_SHORT EXERCISE:_ Locate each line in the listing below that includes the word "Epithelial", and copy those lines out in full.

_DATA FOR THE TASK:_
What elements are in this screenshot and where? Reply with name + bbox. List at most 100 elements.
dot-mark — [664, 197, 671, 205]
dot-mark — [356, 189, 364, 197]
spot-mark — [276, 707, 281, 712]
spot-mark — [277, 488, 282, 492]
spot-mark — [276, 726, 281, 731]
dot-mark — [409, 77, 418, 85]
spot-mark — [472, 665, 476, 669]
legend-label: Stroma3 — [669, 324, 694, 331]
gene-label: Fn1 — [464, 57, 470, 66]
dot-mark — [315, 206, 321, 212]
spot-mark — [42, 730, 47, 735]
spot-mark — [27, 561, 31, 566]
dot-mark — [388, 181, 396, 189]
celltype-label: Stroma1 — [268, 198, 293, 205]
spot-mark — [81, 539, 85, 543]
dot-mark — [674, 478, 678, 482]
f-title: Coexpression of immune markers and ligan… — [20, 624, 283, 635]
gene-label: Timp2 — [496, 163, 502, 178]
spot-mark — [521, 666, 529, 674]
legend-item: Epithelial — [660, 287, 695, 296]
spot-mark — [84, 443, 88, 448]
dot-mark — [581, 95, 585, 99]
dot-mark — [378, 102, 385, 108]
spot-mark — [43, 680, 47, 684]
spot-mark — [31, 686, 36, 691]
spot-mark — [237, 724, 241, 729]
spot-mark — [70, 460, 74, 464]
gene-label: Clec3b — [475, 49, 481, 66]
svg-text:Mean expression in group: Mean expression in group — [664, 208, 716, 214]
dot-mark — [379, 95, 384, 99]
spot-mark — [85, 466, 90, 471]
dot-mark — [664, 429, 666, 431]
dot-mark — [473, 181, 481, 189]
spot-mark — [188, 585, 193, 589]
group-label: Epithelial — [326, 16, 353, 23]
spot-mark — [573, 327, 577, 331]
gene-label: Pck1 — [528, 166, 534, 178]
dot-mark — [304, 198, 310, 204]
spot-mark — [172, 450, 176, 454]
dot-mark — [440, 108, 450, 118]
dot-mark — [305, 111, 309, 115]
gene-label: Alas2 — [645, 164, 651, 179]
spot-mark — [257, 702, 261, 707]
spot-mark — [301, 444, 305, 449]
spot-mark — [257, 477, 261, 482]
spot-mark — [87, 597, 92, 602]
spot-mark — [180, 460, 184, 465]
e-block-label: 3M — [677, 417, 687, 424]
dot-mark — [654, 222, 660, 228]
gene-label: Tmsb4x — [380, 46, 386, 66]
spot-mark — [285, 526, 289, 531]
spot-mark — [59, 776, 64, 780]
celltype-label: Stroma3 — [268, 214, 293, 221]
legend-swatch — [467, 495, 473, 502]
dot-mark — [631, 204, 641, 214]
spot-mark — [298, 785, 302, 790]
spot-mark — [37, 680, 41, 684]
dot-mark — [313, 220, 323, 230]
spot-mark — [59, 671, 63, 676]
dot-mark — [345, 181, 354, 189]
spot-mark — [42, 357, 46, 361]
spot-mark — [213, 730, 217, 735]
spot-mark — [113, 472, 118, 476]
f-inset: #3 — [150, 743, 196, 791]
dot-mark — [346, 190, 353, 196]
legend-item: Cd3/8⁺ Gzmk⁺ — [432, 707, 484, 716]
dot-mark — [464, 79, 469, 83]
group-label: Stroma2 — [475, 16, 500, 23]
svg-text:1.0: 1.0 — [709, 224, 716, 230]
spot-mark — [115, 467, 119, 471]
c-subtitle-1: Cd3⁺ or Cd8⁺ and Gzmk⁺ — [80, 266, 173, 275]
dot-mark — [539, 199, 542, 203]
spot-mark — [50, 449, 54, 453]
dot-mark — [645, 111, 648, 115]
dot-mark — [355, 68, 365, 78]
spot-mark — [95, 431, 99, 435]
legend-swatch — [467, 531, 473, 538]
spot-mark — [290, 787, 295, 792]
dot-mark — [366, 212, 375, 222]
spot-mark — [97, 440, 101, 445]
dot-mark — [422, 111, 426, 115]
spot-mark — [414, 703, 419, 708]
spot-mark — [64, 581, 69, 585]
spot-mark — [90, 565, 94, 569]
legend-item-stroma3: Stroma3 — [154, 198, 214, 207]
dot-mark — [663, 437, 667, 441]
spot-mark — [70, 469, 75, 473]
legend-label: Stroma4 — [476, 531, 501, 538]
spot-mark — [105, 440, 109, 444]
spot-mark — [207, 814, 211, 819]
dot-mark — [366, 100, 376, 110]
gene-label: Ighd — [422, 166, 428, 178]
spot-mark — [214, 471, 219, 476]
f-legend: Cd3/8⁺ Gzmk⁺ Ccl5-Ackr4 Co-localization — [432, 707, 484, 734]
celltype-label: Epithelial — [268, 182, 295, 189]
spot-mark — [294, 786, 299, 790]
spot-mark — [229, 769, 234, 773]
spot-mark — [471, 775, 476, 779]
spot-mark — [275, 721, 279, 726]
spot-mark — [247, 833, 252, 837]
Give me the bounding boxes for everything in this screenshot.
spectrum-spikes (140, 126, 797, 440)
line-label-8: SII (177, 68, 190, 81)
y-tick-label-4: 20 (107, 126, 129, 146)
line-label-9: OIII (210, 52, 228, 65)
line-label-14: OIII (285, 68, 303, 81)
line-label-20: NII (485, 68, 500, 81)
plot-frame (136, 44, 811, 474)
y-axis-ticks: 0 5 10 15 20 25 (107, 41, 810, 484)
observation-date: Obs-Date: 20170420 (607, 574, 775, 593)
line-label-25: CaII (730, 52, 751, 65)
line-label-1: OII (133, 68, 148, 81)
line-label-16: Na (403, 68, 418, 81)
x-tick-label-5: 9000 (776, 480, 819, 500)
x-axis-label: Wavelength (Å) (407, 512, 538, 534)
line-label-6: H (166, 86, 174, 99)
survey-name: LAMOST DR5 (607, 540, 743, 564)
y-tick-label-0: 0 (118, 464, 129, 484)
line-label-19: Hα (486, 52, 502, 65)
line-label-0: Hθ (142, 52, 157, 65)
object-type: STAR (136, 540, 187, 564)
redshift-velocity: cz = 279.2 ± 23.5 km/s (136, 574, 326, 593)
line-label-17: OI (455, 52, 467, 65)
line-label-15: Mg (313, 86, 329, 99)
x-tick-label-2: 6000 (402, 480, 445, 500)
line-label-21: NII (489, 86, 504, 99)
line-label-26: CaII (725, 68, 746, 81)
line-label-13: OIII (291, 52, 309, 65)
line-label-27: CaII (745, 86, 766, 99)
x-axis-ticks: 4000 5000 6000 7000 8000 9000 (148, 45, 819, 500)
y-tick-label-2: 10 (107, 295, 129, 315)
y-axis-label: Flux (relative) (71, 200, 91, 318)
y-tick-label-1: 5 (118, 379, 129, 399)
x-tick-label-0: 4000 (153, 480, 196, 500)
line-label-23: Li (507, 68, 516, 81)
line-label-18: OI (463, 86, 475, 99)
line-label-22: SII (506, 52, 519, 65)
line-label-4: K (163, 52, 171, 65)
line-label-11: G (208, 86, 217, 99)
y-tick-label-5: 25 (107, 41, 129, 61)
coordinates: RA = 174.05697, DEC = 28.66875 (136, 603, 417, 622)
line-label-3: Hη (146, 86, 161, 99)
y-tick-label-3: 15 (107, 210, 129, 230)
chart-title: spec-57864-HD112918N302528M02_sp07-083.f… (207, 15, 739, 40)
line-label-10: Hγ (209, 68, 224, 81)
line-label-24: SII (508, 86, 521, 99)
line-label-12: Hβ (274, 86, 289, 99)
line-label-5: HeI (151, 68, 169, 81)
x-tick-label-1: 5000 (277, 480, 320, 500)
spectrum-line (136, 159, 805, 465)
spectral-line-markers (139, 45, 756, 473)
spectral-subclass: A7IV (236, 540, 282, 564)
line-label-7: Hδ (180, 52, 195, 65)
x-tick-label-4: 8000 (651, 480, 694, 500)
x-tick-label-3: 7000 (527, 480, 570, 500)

_RESPONSE BELOW:_
legend-item: Epithelial — [660, 287, 695, 296]
group-label: Epithelial — [326, 16, 353, 23]
celltype-label: Epithelial — [268, 182, 295, 189]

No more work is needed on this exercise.